What needs to be done:
Quote, verbatim, all material below, without pictures.

Records for processing:

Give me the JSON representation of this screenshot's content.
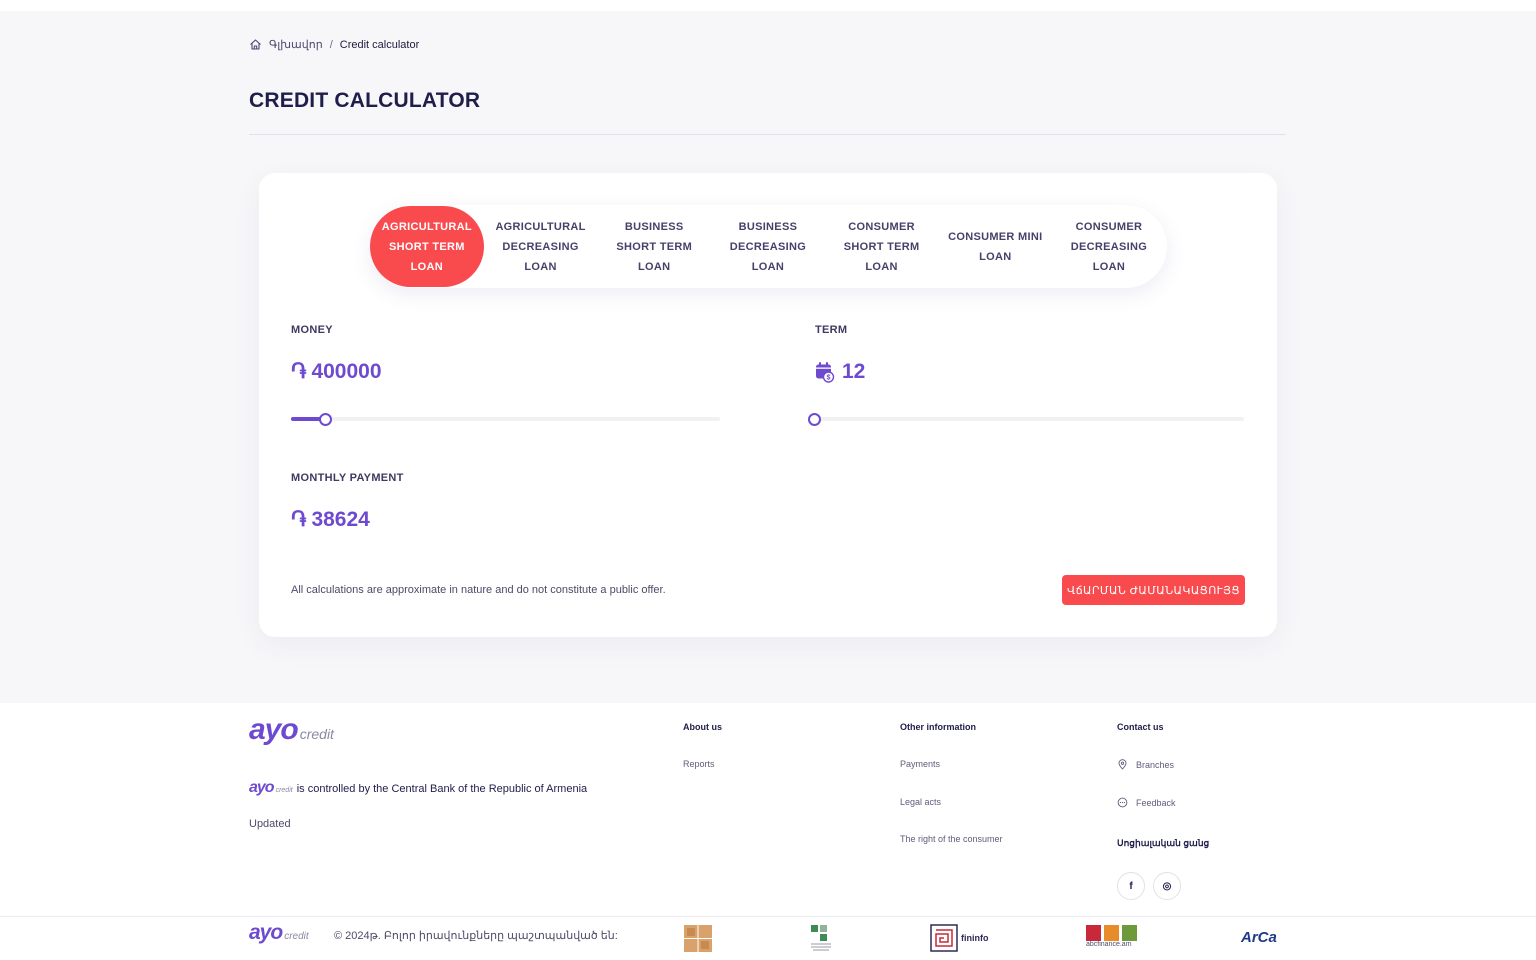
{
  "breadcrumb": {
    "home": "Գլխավոր",
    "separator": "/",
    "current": "Credit calculator"
  },
  "page_title": "CREDIT CALCULATOR",
  "tabs": [
    {
      "label": "AGRICULTURAL SHORT TERM LOAN",
      "active": true
    },
    {
      "label": "AGRICULTURAL DECREASING LOAN",
      "active": false
    },
    {
      "label": "BUSINESS SHORT TERM LOAN",
      "active": false
    },
    {
      "label": "BUSINESS DECREASING LOAN",
      "active": false
    },
    {
      "label": "CONSUMER SHORT TERM LOAN",
      "active": false
    },
    {
      "label": "CONSUMER MINI LOAN",
      "active": false
    },
    {
      "label": "CONSUMER DECREASING LOAN",
      "active": false
    }
  ],
  "money": {
    "label": "MONEY",
    "currency_symbol": "֏",
    "value": "400000",
    "slider_fraction": 0.08
  },
  "term": {
    "label": "TERM",
    "icon": "calendar-money-icon",
    "value": "12",
    "slider_fraction": 0.0
  },
  "monthly_payment": {
    "label": "MONTHLY PAYMENT",
    "currency_symbol": "֏",
    "value": "38624"
  },
  "disclaimer": "All calculations are approximate in nature and do not constitute a public offer.",
  "apply_button": "ՎճԱՐՄԱՆ ԺԱՄԱՆԱԿԱՑՈՒՅՑ",
  "footer": {
    "logo": {
      "mark": "ayo",
      "sub": "credit"
    },
    "controlled_text": "is controlled by the Central Bank of the Republic of Armenia",
    "updated": "Updated",
    "about": {
      "title": "About us",
      "links": [
        "Reports"
      ]
    },
    "other": {
      "title": "Other information",
      "links": [
        "Payments",
        "Legal acts",
        "The right of the consumer"
      ]
    },
    "contact": {
      "title": "Contact us",
      "links": [
        "Branches",
        "Feedback"
      ]
    },
    "social_title": "Սոցիալական ցանց",
    "social": [
      "f",
      "◎"
    ],
    "copyright": "© 2024թ. Բոլոր իրավունքները պաշտպանված են:",
    "partners": [
      "fininfo",
      "abcfinance.am",
      "ArCa"
    ]
  },
  "colors": {
    "accent": "#6e4ad0",
    "brand_red": "#f94a4e",
    "title": "#1f1d4a"
  }
}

Exercise solution:
Give me the JSON representation of this screenshot's content.
{
  "breadcrumb": {
    "home": "Գլխավոր",
    "separator": "/",
    "current": "Credit calculator"
  },
  "page_title": "CREDIT CALCULATOR",
  "tabs": [
    {
      "label": "AGRICULTURAL SHORT TERM LOAN",
      "active": true
    },
    {
      "label": "AGRICULTURAL DECREASING LOAN",
      "active": false
    },
    {
      "label": "BUSINESS SHORT TERM LOAN",
      "active": false
    },
    {
      "label": "BUSINESS DECREASING LOAN",
      "active": false
    },
    {
      "label": "CONSUMER SHORT TERM LOAN",
      "active": false
    },
    {
      "label": "CONSUMER MINI LOAN",
      "active": false
    },
    {
      "label": "CONSUMER DECREASING LOAN",
      "active": false
    }
  ],
  "money": {
    "label": "MONEY",
    "currency_symbol": "֏",
    "value": "400000",
    "slider_fraction": 0.08
  },
  "term": {
    "label": "TERM",
    "icon": "calendar-money-icon",
    "value": "12",
    "slider_fraction": 0.0
  },
  "monthly_payment": {
    "label": "MONTHLY PAYMENT",
    "currency_symbol": "֏",
    "value": "38624"
  },
  "disclaimer": "All calculations are approximate in nature and do not constitute a public offer.",
  "apply_button": "ՎճԱՐՄԱՆ ԺԱՄԱՆԱԿԱՑՈՒՅՑ",
  "footer": {
    "logo": {
      "mark": "ayo",
      "sub": "credit"
    },
    "controlled_text": "is controlled by the Central Bank of the Republic of Armenia",
    "updated": "Updated",
    "about": {
      "title": "About us",
      "links": [
        "Reports"
      ]
    },
    "other": {
      "title": "Other information",
      "links": [
        "Payments",
        "Legal acts",
        "The right of the consumer"
      ]
    },
    "contact": {
      "title": "Contact us",
      "links": [
        "Branches",
        "Feedback"
      ]
    },
    "social_title": "Սոցիալական ցանց",
    "social": [
      "f",
      "◎"
    ],
    "copyright": "© 2024թ. Բոլոր իրավունքները պաշտպանված են:",
    "partners": [
      "fininfo",
      "abcfinance.am",
      "ArCa"
    ]
  },
  "colors": {
    "accent": "#6e4ad0",
    "brand_red": "#f94a4e",
    "title": "#1f1d4a"
  }
}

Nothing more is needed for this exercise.